* **TASK INSTRUCTIONS**:
Reproduce all entries word for word.

(Stored items from a collection)
* * * * * * * * *

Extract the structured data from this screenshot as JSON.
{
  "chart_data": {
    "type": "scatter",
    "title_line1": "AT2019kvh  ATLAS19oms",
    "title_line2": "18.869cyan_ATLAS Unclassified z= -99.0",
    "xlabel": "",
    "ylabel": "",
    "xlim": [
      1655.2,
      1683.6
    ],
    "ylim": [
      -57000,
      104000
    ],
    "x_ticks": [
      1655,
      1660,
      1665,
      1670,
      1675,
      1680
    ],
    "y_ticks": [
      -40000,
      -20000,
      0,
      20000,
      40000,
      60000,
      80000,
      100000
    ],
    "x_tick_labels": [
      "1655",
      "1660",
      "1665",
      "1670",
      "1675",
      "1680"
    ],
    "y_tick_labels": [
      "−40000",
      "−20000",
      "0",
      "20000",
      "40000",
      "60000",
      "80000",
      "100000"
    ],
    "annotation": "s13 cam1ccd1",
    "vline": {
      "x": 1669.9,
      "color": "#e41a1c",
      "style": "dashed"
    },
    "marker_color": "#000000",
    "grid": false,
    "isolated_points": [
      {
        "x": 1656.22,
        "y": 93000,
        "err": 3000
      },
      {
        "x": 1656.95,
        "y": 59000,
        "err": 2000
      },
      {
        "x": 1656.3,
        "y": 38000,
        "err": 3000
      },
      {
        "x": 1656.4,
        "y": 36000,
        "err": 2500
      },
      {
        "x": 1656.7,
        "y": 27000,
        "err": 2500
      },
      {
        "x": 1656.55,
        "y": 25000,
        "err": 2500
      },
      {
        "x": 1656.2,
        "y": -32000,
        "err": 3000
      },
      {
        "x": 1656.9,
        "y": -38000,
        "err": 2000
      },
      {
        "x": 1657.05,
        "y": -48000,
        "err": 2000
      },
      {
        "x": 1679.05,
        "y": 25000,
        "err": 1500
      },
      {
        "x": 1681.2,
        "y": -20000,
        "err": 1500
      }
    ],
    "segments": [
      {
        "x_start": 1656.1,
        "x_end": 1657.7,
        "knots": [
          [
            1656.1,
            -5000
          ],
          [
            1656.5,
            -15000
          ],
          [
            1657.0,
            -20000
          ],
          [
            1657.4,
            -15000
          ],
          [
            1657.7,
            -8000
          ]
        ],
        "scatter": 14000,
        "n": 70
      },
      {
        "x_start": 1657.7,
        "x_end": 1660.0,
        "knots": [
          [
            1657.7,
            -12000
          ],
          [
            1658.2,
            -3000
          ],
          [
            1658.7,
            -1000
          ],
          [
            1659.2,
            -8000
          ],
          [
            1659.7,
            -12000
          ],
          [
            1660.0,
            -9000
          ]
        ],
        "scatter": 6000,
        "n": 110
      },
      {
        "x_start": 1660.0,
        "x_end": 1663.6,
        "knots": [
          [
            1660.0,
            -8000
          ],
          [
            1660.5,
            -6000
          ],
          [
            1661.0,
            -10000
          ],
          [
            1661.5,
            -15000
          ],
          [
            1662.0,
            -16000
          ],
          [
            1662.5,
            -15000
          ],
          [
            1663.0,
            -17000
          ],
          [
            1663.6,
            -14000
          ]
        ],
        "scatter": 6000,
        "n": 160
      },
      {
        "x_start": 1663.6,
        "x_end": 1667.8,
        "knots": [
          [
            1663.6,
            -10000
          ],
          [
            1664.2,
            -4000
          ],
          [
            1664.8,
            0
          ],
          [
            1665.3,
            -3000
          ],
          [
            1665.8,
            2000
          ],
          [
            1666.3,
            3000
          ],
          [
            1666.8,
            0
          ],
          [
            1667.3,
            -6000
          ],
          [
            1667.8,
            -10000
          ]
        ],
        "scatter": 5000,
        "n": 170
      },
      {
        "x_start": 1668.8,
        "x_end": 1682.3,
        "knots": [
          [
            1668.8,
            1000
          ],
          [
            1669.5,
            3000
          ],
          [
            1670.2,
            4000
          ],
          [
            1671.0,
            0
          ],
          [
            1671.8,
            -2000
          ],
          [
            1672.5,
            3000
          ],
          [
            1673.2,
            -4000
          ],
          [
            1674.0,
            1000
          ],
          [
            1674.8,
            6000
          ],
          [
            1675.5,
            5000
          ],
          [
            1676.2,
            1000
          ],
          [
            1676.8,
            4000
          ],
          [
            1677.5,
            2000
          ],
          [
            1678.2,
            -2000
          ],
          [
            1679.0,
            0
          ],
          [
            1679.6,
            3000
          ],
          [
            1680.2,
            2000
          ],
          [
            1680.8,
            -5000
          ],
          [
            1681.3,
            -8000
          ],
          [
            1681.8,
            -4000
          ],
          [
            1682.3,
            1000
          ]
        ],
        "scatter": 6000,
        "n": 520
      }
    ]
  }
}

* * * * * * * * *

* **RESULT**:
Extract the structured data from this screenshot as JSON.
{
  "chart_data": {
    "type": "scatter",
    "title_line1": "AT2019kvh  ATLAS19oms",
    "title_line2": "18.869cyan_ATLAS Unclassified z= -99.0",
    "xlabel": "",
    "ylabel": "",
    "xlim": [
      1655.2,
      1683.6
    ],
    "ylim": [
      -57000,
      104000
    ],
    "x_ticks": [
      1655,
      1660,
      1665,
      1670,
      1675,
      1680
    ],
    "y_ticks": [
      -40000,
      -20000,
      0,
      20000,
      40000,
      60000,
      80000,
      100000
    ],
    "x_tick_labels": [
      "1655",
      "1660",
      "1665",
      "1670",
      "1675",
      "1680"
    ],
    "y_tick_labels": [
      "−40000",
      "−20000",
      "0",
      "20000",
      "40000",
      "60000",
      "80000",
      "100000"
    ],
    "annotation": "s13 cam1ccd1",
    "vline": {
      "x": 1669.9,
      "color": "#e41a1c",
      "style": "dashed"
    },
    "marker_color": "#000000",
    "grid": false,
    "isolated_points": [
      {
        "x": 1656.22,
        "y": 93000,
        "err": 3000
      },
      {
        "x": 1656.95,
        "y": 59000,
        "err": 2000
      },
      {
        "x": 1656.3,
        "y": 38000,
        "err": 3000
      },
      {
        "x": 1656.4,
        "y": 36000,
        "err": 2500
      },
      {
        "x": 1656.7,
        "y": 27000,
        "err": 2500
      },
      {
        "x": 1656.55,
        "y": 25000,
        "err": 2500
      },
      {
        "x": 1656.2,
        "y": -32000,
        "err": 3000
      },
      {
        "x": 1656.9,
        "y": -38000,
        "err": 2000
      },
      {
        "x": 1657.05,
        "y": -48000,
        "err": 2000
      },
      {
        "x": 1679.05,
        "y": 25000,
        "err": 1500
      },
      {
        "x": 1681.2,
        "y": -20000,
        "err": 1500
      }
    ],
    "segments": [
      {
        "x_start": 1656.1,
        "x_end": 1657.7,
        "knots": [
          [
            1656.1,
            -5000
          ],
          [
            1656.5,
            -15000
          ],
          [
            1657.0,
            -20000
          ],
          [
            1657.4,
            -15000
          ],
          [
            1657.7,
            -8000
          ]
        ],
        "scatter": 14000,
        "n": 70
      },
      {
        "x_start": 1657.7,
        "x_end": 1660.0,
        "knots": [
          [
            1657.7,
            -12000
          ],
          [
            1658.2,
            -3000
          ],
          [
            1658.7,
            -1000
          ],
          [
            1659.2,
            -8000
          ],
          [
            1659.7,
            -12000
          ],
          [
            1660.0,
            -9000
          ]
        ],
        "scatter": 6000,
        "n": 110
      },
      {
        "x_start": 1660.0,
        "x_end": 1663.6,
        "knots": [
          [
            1660.0,
            -8000
          ],
          [
            1660.5,
            -6000
          ],
          [
            1661.0,
            -10000
          ],
          [
            1661.5,
            -15000
          ],
          [
            1662.0,
            -16000
          ],
          [
            1662.5,
            -15000
          ],
          [
            1663.0,
            -17000
          ],
          [
            1663.6,
            -14000
          ]
        ],
        "scatter": 6000,
        "n": 160
      },
      {
        "x_start": 1663.6,
        "x_end": 1667.8,
        "knots": [
          [
            1663.6,
            -10000
          ],
          [
            1664.2,
            -4000
          ],
          [
            1664.8,
            0
          ],
          [
            1665.3,
            -3000
          ],
          [
            1665.8,
            2000
          ],
          [
            1666.3,
            3000
          ],
          [
            1666.8,
            0
          ],
          [
            1667.3,
            -6000
          ],
          [
            1667.8,
            -10000
          ]
        ],
        "scatter": 5000,
        "n": 170
      },
      {
        "x_start": 1668.8,
        "x_end": 1682.3,
        "knots": [
          [
            1668.8,
            1000
          ],
          [
            1669.5,
            3000
          ],
          [
            1670.2,
            4000
          ],
          [
            1671.0,
            0
          ],
          [
            1671.8,
            -2000
          ],
          [
            1672.5,
            3000
          ],
          [
            1673.2,
            -4000
          ],
          [
            1674.0,
            1000
          ],
          [
            1674.8,
            6000
          ],
          [
            1675.5,
            5000
          ],
          [
            1676.2,
            1000
          ],
          [
            1676.8,
            4000
          ],
          [
            1677.5,
            2000
          ],
          [
            1678.2,
            -2000
          ],
          [
            1679.0,
            0
          ],
          [
            1679.6,
            3000
          ],
          [
            1680.2,
            2000
          ],
          [
            1680.8,
            -5000
          ],
          [
            1681.3,
            -8000
          ],
          [
            1681.8,
            -4000
          ],
          [
            1682.3,
            1000
          ]
        ],
        "scatter": 6000,
        "n": 520
      }
    ]
  }
}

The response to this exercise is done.